== YOUR OBJECTIVE ==
Copy all lines below containing "Luftfeuchtigkeit".

== MATERIAL SUPPLIED ==
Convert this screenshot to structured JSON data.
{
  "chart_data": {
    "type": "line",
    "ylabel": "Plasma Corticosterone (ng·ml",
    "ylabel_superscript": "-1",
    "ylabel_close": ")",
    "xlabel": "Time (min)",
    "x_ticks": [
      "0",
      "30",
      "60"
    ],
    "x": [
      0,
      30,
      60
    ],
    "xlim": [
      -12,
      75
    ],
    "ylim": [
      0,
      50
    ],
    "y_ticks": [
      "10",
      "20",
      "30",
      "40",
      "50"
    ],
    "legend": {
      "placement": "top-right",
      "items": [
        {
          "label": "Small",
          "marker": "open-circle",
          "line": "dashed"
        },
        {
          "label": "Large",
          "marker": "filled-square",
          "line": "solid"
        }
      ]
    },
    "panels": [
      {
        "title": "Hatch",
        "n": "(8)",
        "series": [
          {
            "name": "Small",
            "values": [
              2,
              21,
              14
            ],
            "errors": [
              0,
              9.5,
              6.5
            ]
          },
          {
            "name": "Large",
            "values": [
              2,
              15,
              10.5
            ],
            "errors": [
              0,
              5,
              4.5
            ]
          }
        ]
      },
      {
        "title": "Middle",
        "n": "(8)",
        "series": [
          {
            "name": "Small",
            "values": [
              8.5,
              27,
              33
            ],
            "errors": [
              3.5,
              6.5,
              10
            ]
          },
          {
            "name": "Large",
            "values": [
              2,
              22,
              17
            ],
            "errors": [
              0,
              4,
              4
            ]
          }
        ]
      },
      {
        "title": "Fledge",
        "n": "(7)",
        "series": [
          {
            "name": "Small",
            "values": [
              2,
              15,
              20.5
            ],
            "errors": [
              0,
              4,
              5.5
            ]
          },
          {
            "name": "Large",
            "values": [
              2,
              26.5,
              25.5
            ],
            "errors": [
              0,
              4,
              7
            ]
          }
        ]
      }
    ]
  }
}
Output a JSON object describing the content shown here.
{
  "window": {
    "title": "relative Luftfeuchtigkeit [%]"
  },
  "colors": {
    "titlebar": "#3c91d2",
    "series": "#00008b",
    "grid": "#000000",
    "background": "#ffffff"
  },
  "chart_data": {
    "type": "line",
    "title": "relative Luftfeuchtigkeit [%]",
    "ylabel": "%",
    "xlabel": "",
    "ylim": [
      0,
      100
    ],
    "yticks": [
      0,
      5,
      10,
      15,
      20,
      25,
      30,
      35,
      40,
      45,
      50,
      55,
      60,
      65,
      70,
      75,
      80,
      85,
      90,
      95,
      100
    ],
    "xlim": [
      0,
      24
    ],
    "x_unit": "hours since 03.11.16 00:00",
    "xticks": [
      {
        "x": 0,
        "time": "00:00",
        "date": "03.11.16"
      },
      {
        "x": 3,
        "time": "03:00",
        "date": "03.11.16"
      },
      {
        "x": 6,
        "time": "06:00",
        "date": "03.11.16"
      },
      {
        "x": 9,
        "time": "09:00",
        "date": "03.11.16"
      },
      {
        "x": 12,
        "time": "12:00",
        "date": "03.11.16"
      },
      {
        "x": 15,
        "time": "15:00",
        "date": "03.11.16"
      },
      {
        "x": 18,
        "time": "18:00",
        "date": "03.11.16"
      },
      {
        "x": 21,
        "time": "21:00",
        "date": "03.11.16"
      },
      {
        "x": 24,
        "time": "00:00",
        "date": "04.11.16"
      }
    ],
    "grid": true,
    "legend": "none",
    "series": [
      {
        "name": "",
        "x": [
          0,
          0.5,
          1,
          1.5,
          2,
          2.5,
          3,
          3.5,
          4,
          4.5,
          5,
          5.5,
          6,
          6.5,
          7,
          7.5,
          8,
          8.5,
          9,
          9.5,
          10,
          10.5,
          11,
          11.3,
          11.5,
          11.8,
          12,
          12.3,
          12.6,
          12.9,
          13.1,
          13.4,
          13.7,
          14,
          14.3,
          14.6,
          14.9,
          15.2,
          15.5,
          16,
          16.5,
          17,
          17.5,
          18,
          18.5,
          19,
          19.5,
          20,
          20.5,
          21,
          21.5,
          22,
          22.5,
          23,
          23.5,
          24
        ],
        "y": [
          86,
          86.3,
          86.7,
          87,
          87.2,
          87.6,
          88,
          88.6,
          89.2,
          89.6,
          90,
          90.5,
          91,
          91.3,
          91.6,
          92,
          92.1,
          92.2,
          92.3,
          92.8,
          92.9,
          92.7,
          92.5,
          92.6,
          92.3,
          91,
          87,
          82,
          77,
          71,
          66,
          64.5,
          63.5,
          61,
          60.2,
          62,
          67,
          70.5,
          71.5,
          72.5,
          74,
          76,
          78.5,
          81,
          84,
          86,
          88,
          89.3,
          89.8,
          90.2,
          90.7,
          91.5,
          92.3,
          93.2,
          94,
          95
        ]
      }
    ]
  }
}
--
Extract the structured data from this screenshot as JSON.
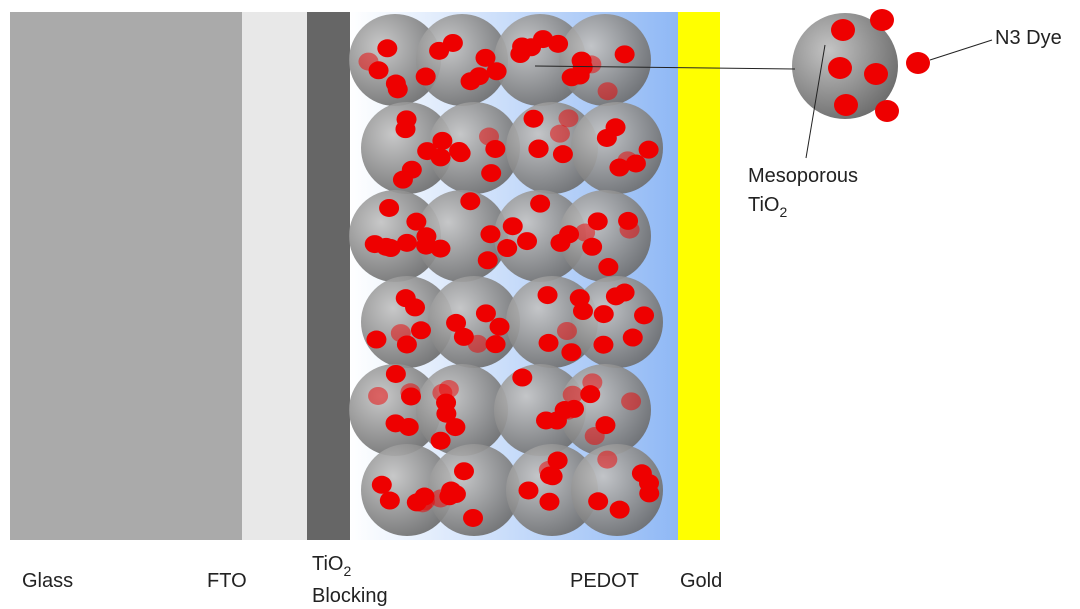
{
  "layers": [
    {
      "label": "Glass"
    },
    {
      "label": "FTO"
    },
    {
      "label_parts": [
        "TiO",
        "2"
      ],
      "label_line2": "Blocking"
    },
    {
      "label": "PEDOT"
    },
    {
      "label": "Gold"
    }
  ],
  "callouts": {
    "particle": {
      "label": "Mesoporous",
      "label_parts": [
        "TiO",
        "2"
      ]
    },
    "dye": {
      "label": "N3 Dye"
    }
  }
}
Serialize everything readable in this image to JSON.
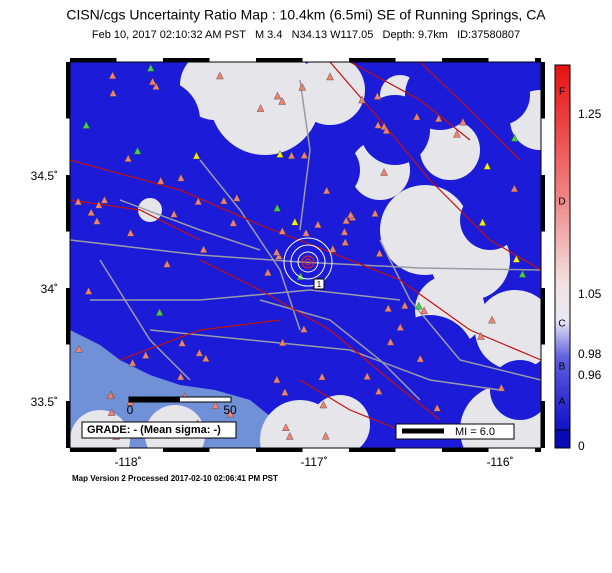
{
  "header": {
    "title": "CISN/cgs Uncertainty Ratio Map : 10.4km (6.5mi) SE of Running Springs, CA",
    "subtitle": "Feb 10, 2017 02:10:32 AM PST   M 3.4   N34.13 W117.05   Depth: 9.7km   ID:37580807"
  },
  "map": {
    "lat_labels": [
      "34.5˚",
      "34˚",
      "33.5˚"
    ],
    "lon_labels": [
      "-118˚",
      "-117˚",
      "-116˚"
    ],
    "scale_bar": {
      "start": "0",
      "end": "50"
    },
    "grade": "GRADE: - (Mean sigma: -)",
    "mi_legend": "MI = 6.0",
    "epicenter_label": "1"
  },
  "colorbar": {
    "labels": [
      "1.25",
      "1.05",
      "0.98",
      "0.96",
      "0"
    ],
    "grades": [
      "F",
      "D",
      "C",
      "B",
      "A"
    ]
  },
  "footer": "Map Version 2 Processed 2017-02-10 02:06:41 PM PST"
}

== WRITTEN RESPONSE ==
    "title": "relative Luftfeuchtigkeit [%]"
    "title": "relative Luftfeuchtigkeit [%]",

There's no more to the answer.